DIRECTIVE:
Can you pull out each line of the data below that includes the word "this"?

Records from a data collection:
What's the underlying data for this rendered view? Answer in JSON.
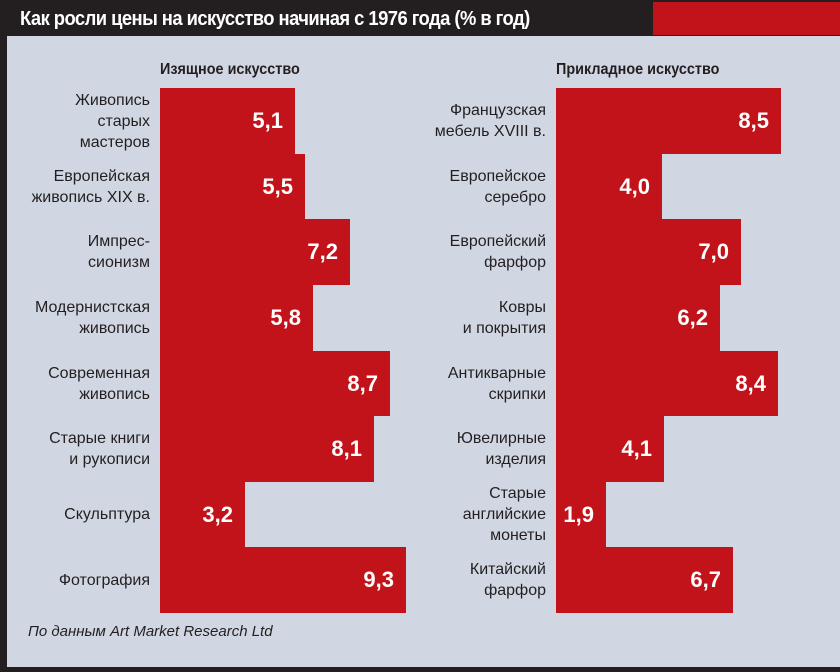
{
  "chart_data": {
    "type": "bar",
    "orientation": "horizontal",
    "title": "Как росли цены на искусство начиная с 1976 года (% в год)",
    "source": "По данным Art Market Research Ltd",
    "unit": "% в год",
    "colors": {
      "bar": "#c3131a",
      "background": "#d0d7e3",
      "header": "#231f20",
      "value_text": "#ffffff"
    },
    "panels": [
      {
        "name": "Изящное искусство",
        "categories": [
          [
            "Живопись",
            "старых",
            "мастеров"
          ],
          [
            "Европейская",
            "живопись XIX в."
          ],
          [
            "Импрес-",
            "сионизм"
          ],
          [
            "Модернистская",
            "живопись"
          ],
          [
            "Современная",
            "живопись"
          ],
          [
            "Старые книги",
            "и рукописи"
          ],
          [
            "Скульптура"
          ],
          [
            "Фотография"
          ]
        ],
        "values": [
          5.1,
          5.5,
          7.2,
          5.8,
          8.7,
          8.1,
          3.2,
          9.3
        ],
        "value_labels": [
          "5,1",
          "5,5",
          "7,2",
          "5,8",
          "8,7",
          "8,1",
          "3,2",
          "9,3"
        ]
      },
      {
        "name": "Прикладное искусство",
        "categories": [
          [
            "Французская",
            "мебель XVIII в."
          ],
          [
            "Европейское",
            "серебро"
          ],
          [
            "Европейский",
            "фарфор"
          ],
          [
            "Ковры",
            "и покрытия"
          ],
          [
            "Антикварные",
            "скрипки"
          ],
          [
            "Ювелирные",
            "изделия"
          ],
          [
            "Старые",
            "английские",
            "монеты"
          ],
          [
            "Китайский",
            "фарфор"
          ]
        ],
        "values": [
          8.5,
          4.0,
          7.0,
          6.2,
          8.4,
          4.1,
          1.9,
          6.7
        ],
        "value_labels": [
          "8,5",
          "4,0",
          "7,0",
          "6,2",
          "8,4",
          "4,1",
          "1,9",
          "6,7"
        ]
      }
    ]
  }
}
* * *
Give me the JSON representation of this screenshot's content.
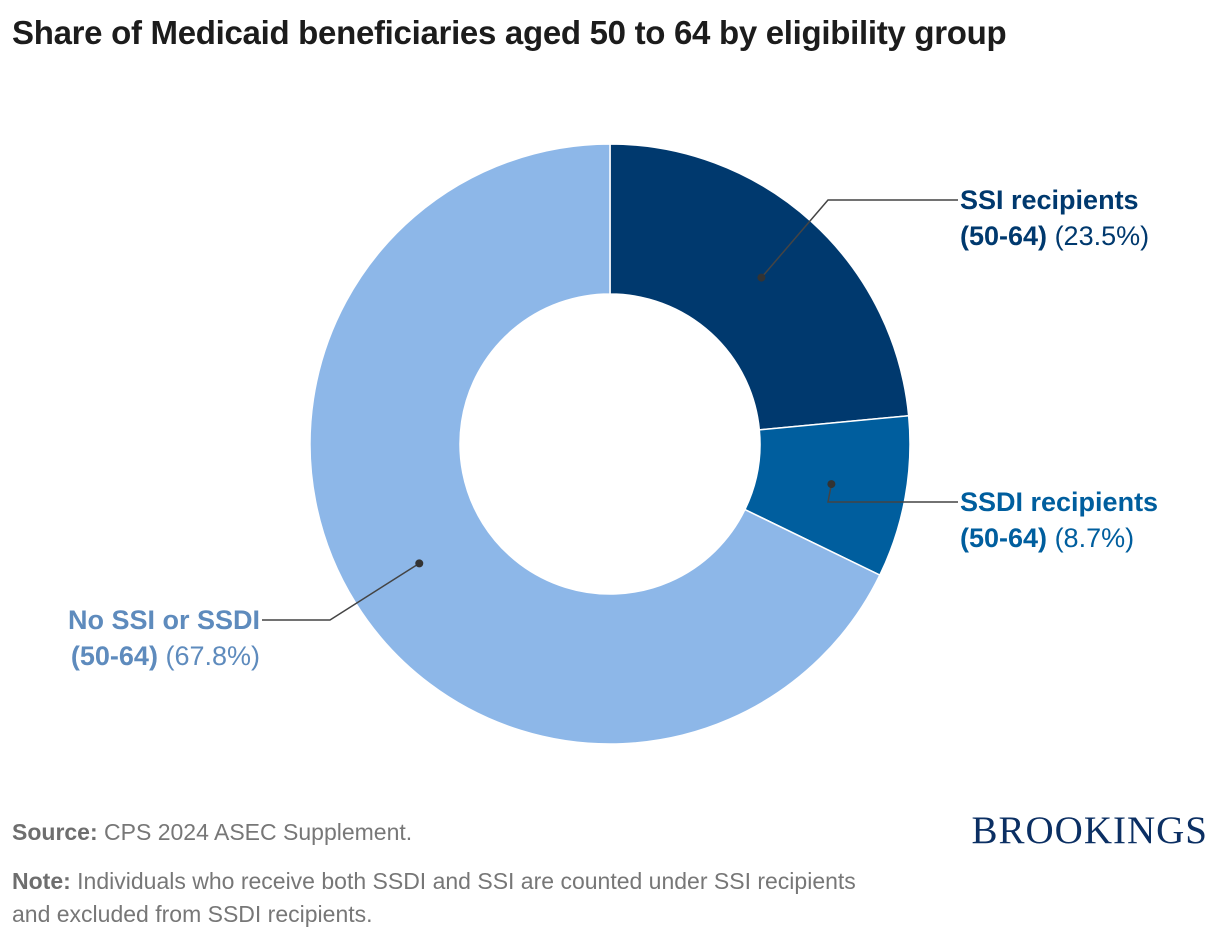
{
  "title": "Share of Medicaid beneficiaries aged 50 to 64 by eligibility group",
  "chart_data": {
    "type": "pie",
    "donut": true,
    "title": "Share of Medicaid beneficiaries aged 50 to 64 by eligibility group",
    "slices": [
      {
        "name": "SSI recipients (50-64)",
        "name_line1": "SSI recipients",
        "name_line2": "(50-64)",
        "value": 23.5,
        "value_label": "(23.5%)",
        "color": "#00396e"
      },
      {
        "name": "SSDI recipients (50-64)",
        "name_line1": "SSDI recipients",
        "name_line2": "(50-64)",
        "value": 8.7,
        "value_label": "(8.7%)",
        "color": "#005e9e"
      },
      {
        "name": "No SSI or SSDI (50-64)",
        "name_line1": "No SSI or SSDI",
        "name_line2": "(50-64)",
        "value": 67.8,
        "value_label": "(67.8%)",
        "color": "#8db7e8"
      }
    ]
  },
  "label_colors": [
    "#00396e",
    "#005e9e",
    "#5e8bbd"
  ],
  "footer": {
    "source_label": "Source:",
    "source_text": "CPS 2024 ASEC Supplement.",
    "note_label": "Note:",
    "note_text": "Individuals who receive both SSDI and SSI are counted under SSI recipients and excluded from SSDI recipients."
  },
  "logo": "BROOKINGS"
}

REPLY TO THE EXERCISE:
What's the underlying data for this rendered view? Answer in JSON.
Give me the JSON representation of this screenshot's content.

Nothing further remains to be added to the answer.